Stated exercise
Go through the material and pull out every line with the string "densité" in it.

** Start Stored data **

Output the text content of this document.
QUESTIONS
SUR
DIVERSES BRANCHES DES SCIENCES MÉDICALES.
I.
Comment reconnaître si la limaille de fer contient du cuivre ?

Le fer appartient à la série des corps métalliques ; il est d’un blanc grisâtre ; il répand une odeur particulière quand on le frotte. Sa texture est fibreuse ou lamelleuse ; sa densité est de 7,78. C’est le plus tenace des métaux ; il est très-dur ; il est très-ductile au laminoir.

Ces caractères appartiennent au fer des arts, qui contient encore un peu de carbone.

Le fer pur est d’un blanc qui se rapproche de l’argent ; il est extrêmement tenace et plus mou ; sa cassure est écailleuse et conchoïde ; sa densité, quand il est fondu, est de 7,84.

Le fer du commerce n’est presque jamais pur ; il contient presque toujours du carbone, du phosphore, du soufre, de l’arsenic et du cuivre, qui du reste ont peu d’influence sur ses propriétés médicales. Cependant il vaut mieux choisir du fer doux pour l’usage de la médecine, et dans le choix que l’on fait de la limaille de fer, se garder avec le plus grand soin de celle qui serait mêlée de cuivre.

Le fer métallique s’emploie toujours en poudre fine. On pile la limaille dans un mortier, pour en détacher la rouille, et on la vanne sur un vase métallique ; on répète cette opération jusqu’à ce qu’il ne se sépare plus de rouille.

** End Stored data **
** Start Stored data **

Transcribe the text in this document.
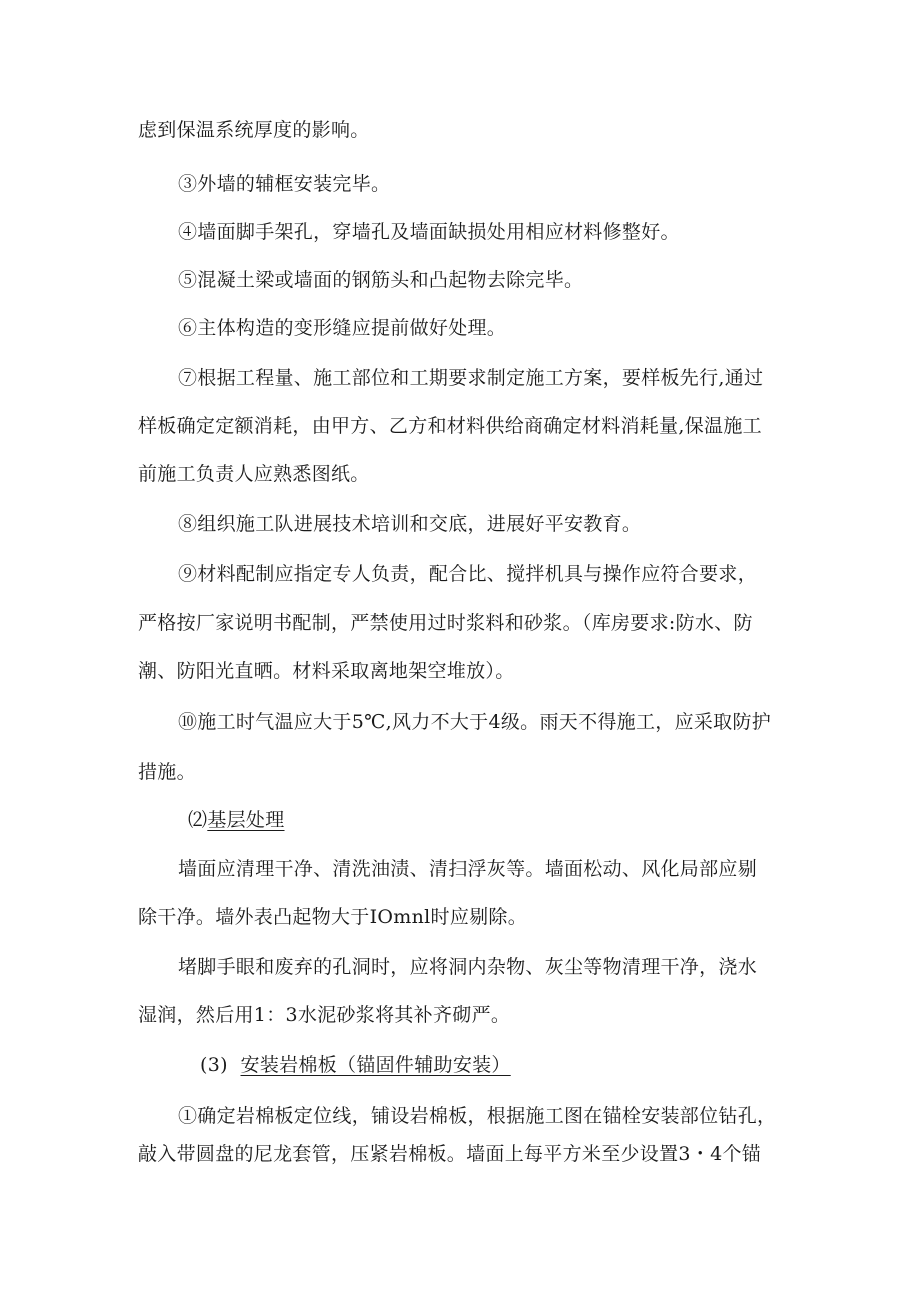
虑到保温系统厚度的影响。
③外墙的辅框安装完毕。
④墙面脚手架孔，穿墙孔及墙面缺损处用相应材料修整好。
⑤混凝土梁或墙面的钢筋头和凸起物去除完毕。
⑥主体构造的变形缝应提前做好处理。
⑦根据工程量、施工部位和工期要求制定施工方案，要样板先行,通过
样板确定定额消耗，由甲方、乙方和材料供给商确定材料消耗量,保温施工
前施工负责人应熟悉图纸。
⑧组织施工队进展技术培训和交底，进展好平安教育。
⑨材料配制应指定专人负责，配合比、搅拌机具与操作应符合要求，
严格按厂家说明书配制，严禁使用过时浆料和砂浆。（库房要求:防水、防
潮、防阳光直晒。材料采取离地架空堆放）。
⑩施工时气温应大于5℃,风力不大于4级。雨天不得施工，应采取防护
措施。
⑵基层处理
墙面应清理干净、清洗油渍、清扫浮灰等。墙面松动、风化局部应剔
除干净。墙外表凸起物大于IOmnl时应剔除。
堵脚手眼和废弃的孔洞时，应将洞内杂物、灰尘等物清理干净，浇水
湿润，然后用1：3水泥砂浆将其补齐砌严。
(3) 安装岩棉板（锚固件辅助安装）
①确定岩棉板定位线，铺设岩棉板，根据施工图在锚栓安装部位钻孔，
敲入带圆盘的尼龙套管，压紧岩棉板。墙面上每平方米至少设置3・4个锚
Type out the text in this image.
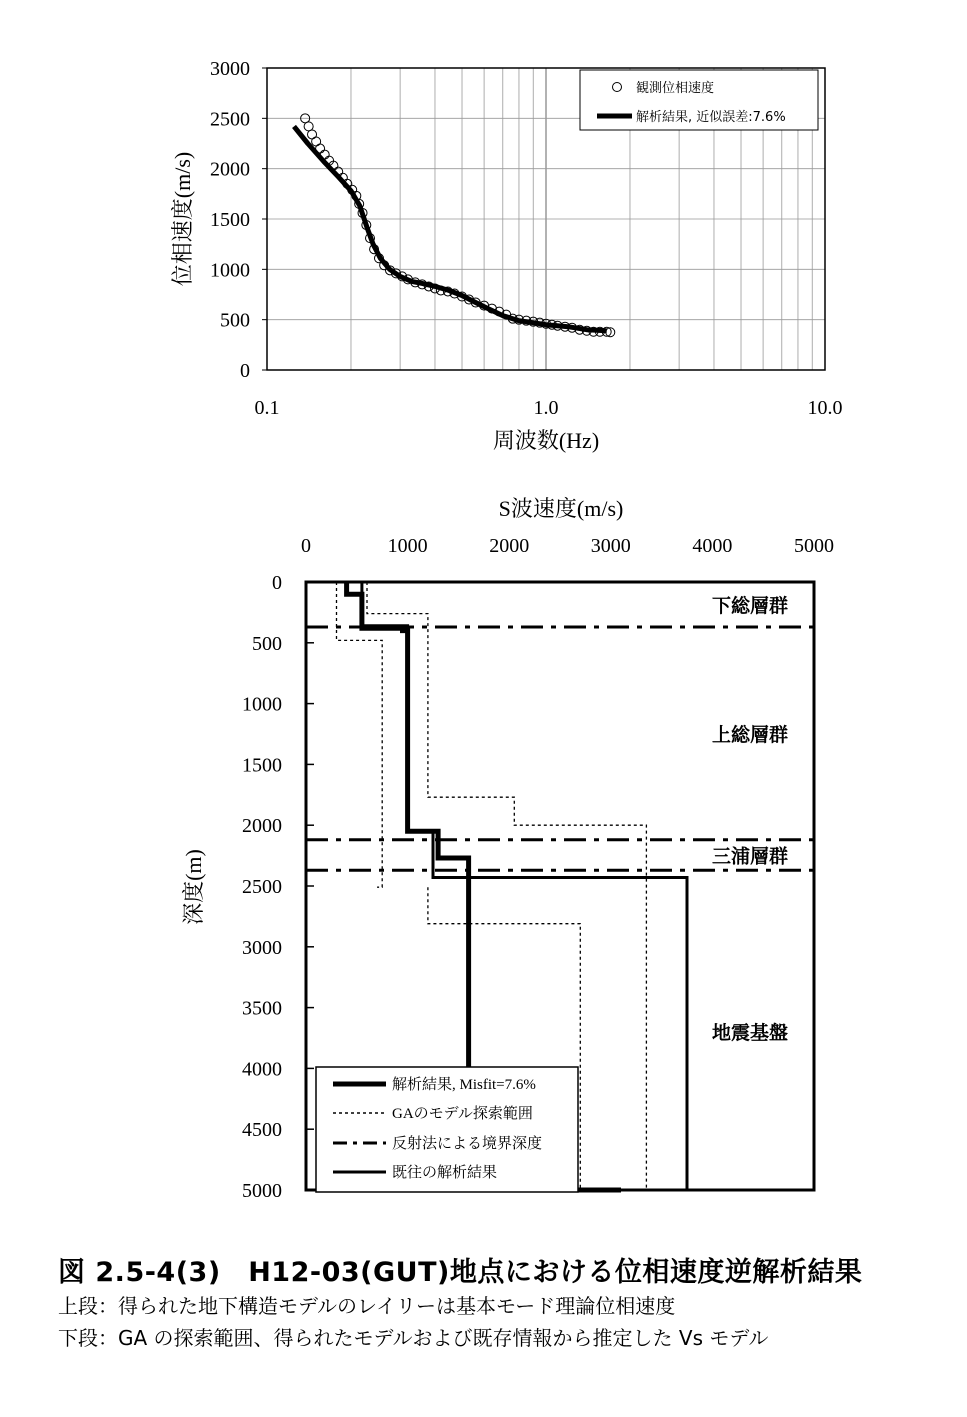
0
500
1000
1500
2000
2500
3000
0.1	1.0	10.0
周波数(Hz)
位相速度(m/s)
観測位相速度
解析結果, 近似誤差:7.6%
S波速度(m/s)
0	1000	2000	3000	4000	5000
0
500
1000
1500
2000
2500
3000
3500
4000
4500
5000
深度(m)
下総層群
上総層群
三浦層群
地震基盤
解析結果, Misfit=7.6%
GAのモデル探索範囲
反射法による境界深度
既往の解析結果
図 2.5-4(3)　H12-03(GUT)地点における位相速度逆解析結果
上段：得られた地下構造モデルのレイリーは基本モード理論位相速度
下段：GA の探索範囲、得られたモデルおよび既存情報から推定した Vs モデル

** End Stored data **

Answer
Le fer appartient à la série des corps métalliques ; il est d’un blanc grisâtre ; il répand une odeur particulière quand on le frotte. Sa texture est fibreuse ou lamelleuse ; sa densité est de 7,78. C’est le plus tenace des métaux ; il est très-dur ; il est très-ductile au laminoir.
Le fer pur est d’un blanc qui se rapproche de l’argent ; il est extrêmement tenace et plus mou ; sa cassure est écailleuse et conchoïde ; sa densité, quand il est fondu, est de 7,84.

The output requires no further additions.